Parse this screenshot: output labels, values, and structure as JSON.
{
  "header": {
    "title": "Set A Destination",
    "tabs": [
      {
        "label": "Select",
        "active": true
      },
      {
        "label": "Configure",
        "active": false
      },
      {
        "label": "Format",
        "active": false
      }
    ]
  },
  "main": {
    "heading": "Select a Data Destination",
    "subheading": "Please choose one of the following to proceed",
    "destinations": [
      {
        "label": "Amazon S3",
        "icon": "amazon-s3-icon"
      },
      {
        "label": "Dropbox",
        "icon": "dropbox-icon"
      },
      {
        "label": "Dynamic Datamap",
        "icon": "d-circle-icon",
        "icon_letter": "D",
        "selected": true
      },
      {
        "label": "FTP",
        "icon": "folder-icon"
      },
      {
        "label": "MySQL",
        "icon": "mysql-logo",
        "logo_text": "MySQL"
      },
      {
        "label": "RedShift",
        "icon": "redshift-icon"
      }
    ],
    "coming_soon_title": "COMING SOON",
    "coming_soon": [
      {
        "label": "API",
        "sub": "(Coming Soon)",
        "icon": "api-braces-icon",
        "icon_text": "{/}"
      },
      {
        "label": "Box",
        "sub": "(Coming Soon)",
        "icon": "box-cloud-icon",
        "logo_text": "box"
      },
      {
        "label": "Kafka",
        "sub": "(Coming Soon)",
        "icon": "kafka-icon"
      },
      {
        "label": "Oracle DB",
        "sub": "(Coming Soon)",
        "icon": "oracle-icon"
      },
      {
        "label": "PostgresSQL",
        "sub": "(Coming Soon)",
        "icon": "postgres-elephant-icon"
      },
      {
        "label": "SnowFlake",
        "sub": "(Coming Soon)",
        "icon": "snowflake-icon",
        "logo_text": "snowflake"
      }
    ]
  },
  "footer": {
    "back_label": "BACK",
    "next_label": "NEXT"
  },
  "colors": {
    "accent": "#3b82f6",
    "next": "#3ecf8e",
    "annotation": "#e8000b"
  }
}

━━━━━━━━━━

EXERCISE
Write out the listing once more, matching it exactly.

ANSWER BELOW
Parse this screenshot: output labels, values, and structure as JSON.
{
  "header": {
    "title": "Set A Destination",
    "tabs": [
      {
        "label": "Select",
        "active": true
      },
      {
        "label": "Configure",
        "active": false
      },
      {
        "label": "Format",
        "active": false
      }
    ]
  },
  "main": {
    "heading": "Select a Data Destination",
    "subheading": "Please choose one of the following to proceed",
    "destinations": [
      {
        "label": "Amazon S3",
        "icon": "amazon-s3-icon"
      },
      {
        "label": "Dropbox",
        "icon": "dropbox-icon"
      },
      {
        "label": "Dynamic Datamap",
        "icon": "d-circle-icon",
        "icon_letter": "D",
        "selected": true
      },
      {
        "label": "FTP",
        "icon": "folder-icon"
      },
      {
        "label": "MySQL",
        "icon": "mysql-logo",
        "logo_text": "MySQL"
      },
      {
        "label": "RedShift",
        "icon": "redshift-icon"
      }
    ],
    "coming_soon_title": "COMING SOON",
    "coming_soon": [
      {
        "label": "API",
        "sub": "(Coming Soon)",
        "icon": "api-braces-icon",
        "icon_text": "{/}"
      },
      {
        "label": "Box",
        "sub": "(Coming Soon)",
        "icon": "box-cloud-icon",
        "logo_text": "box"
      },
      {
        "label": "Kafka",
        "sub": "(Coming Soon)",
        "icon": "kafka-icon"
      },
      {
        "label": "Oracle DB",
        "sub": "(Coming Soon)",
        "icon": "oracle-icon"
      },
      {
        "label": "PostgresSQL",
        "sub": "(Coming Soon)",
        "icon": "postgres-elephant-icon"
      },
      {
        "label": "SnowFlake",
        "sub": "(Coming Soon)",
        "icon": "snowflake-icon",
        "logo_text": "snowflake"
      }
    ]
  },
  "footer": {
    "back_label": "BACK",
    "next_label": "NEXT"
  },
  "colors": {
    "accent": "#3b82f6",
    "next": "#3ecf8e",
    "annotation": "#e8000b"
  }
}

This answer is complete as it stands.